Stored entries
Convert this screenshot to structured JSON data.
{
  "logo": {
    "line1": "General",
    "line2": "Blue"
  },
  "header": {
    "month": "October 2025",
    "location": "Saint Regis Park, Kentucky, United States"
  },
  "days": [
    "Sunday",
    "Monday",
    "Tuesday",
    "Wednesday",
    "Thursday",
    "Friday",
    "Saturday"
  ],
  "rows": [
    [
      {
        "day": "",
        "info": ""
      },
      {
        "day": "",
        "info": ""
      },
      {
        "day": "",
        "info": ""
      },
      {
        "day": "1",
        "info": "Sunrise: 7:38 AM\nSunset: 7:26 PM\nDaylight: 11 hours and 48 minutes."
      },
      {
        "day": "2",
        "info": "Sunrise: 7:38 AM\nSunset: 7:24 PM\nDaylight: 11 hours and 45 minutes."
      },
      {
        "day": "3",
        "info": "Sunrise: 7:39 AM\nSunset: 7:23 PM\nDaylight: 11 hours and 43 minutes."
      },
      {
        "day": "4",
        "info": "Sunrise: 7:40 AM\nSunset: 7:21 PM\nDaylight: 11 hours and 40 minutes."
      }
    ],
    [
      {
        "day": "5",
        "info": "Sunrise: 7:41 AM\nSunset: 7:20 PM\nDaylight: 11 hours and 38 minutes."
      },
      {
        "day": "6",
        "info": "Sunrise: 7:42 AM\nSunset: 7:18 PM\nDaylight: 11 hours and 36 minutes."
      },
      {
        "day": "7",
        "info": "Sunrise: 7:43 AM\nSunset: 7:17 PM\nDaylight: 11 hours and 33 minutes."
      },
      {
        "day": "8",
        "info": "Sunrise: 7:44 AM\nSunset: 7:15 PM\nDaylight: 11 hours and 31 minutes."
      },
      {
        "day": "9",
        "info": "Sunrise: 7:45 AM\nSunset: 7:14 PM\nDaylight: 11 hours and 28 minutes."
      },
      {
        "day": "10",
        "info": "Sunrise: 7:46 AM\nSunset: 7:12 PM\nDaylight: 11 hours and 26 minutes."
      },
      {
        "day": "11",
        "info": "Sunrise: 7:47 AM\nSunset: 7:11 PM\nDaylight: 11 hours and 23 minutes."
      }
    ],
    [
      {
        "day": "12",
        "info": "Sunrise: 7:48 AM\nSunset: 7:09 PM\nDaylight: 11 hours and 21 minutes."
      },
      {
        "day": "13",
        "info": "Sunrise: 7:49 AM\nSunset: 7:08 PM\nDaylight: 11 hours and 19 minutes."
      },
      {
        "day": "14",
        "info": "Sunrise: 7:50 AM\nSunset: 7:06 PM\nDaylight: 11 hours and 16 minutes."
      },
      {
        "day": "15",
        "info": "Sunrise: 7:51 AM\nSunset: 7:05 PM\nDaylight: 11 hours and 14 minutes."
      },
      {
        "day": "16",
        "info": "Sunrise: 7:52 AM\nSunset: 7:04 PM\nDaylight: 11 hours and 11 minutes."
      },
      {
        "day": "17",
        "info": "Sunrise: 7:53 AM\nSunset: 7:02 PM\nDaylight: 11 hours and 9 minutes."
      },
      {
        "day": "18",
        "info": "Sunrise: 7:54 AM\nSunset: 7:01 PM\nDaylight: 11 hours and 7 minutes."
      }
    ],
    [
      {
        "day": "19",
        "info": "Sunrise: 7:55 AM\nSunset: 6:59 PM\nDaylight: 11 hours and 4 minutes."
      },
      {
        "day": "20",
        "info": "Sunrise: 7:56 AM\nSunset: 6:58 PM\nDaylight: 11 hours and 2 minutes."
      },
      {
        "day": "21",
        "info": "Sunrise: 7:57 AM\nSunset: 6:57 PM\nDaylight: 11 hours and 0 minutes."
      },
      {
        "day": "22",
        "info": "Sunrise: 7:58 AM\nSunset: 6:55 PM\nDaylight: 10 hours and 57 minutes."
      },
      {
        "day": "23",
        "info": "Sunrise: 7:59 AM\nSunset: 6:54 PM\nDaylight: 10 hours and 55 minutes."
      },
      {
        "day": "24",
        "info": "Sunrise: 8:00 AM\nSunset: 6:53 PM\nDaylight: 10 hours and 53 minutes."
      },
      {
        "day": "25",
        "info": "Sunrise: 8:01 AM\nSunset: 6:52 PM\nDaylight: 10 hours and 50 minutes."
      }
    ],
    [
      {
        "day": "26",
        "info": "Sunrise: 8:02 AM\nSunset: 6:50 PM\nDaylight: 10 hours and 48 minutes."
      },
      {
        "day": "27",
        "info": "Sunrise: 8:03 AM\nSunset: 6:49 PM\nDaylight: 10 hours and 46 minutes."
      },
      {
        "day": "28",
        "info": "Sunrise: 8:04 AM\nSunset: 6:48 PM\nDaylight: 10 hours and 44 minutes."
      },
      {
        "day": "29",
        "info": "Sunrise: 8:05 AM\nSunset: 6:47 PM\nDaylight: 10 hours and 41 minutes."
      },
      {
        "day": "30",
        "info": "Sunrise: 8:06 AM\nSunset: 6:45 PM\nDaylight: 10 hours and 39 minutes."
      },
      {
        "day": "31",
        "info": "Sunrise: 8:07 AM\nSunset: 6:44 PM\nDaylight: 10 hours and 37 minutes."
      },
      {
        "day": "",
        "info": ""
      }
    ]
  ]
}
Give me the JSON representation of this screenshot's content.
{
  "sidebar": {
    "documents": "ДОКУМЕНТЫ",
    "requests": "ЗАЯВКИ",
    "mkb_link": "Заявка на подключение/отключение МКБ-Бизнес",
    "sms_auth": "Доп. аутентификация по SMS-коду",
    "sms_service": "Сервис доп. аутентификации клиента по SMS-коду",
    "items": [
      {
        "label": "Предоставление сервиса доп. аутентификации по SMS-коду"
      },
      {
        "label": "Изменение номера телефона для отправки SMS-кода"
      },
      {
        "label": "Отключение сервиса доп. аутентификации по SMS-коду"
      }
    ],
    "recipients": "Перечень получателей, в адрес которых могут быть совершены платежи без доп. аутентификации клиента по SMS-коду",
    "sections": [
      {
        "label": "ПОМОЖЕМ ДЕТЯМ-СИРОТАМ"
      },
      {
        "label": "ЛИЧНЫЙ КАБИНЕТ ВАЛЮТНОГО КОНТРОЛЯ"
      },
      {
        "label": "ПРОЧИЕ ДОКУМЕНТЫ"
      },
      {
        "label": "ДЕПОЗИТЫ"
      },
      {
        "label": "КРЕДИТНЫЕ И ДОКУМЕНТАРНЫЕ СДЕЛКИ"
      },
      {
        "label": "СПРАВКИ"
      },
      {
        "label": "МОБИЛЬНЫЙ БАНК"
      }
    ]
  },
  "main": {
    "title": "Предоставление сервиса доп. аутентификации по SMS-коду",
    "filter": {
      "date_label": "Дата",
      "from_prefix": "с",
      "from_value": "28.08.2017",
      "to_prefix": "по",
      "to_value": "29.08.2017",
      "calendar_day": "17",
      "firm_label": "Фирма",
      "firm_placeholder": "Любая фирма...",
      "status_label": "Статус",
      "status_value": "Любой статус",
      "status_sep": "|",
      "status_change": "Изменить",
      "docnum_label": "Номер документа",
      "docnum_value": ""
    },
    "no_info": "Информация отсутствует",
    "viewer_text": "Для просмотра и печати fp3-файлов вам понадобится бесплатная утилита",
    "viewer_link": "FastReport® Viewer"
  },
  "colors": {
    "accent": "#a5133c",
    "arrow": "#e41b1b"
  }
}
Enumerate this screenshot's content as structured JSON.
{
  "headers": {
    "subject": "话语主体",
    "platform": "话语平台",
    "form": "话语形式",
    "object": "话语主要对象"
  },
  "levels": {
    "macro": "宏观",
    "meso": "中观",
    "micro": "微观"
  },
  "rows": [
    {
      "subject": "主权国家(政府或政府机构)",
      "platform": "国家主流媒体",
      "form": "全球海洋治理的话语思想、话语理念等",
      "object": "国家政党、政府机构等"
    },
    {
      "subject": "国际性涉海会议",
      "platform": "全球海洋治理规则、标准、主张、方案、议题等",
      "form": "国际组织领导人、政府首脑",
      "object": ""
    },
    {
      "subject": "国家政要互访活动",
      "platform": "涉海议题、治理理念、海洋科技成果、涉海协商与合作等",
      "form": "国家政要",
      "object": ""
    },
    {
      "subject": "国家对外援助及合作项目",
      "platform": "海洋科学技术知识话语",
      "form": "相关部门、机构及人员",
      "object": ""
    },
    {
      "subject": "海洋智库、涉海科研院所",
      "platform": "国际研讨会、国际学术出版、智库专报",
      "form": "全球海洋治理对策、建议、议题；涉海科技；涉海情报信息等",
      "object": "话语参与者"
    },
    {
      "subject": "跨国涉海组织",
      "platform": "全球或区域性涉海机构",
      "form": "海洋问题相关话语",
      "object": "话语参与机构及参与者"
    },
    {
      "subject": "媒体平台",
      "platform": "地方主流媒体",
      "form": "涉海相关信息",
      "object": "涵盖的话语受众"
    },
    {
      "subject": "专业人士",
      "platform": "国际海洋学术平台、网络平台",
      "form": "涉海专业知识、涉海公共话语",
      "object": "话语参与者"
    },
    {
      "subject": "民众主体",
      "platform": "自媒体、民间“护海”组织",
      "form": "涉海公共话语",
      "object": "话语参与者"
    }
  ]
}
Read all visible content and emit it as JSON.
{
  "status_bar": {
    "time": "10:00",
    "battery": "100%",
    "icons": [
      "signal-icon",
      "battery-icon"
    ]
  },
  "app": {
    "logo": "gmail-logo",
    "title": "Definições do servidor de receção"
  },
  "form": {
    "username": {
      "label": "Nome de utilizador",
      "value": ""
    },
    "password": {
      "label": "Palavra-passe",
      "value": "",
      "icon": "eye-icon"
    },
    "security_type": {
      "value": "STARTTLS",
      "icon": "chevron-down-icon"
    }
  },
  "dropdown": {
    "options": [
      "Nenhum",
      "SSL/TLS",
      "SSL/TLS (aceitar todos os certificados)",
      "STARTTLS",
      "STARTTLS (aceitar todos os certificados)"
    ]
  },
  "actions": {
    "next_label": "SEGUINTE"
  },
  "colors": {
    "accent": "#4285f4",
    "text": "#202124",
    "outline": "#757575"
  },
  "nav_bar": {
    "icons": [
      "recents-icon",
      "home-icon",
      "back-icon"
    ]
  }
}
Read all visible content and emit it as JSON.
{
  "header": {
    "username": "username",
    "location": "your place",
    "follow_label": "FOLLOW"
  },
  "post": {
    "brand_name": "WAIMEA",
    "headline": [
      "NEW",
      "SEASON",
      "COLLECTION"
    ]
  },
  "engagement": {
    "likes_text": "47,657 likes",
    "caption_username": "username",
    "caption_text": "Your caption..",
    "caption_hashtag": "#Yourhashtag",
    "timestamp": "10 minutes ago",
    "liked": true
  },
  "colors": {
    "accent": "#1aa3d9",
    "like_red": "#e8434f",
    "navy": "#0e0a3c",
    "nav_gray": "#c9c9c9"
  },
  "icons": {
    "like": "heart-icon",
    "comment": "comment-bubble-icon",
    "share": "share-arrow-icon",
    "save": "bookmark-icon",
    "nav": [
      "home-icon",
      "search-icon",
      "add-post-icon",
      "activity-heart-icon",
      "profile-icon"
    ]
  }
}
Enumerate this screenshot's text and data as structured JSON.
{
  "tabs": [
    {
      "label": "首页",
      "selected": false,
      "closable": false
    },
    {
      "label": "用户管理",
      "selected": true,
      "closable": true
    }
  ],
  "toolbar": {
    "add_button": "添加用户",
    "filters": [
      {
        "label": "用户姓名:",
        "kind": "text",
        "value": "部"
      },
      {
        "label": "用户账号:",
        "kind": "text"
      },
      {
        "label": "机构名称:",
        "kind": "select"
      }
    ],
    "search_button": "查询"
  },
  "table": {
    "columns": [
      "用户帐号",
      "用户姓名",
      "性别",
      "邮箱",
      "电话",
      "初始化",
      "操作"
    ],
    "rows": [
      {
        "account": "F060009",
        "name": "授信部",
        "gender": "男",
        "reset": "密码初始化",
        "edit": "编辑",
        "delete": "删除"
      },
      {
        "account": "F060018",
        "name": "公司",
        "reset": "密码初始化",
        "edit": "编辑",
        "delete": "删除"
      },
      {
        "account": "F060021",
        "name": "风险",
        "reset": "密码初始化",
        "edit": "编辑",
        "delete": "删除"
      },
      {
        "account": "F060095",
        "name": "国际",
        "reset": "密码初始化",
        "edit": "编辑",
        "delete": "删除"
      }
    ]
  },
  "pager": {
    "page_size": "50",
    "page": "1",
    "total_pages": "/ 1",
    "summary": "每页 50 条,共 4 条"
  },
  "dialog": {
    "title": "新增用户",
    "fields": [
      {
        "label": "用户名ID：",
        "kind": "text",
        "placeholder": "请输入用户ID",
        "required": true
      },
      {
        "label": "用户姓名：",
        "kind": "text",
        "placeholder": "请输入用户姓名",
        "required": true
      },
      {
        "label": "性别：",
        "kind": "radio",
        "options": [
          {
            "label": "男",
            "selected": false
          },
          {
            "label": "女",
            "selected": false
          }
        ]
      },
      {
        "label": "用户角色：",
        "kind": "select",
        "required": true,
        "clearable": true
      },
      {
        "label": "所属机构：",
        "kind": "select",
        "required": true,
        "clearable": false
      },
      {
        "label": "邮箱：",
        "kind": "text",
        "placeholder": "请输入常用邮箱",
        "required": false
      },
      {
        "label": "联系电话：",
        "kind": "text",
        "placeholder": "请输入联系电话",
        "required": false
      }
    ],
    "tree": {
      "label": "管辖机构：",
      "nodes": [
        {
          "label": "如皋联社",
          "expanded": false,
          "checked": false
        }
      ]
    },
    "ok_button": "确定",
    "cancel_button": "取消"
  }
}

◆ **What is required**:
Each line that holds the word "content" is to be copied.

◆ **Solution to this task**:
Give me the JSON representation of this screenshot's content.
Enumerate this screenshot's content as structured JSON.
Read all visible content and emit it as JSON.
Read all visible content and emit it as JSON.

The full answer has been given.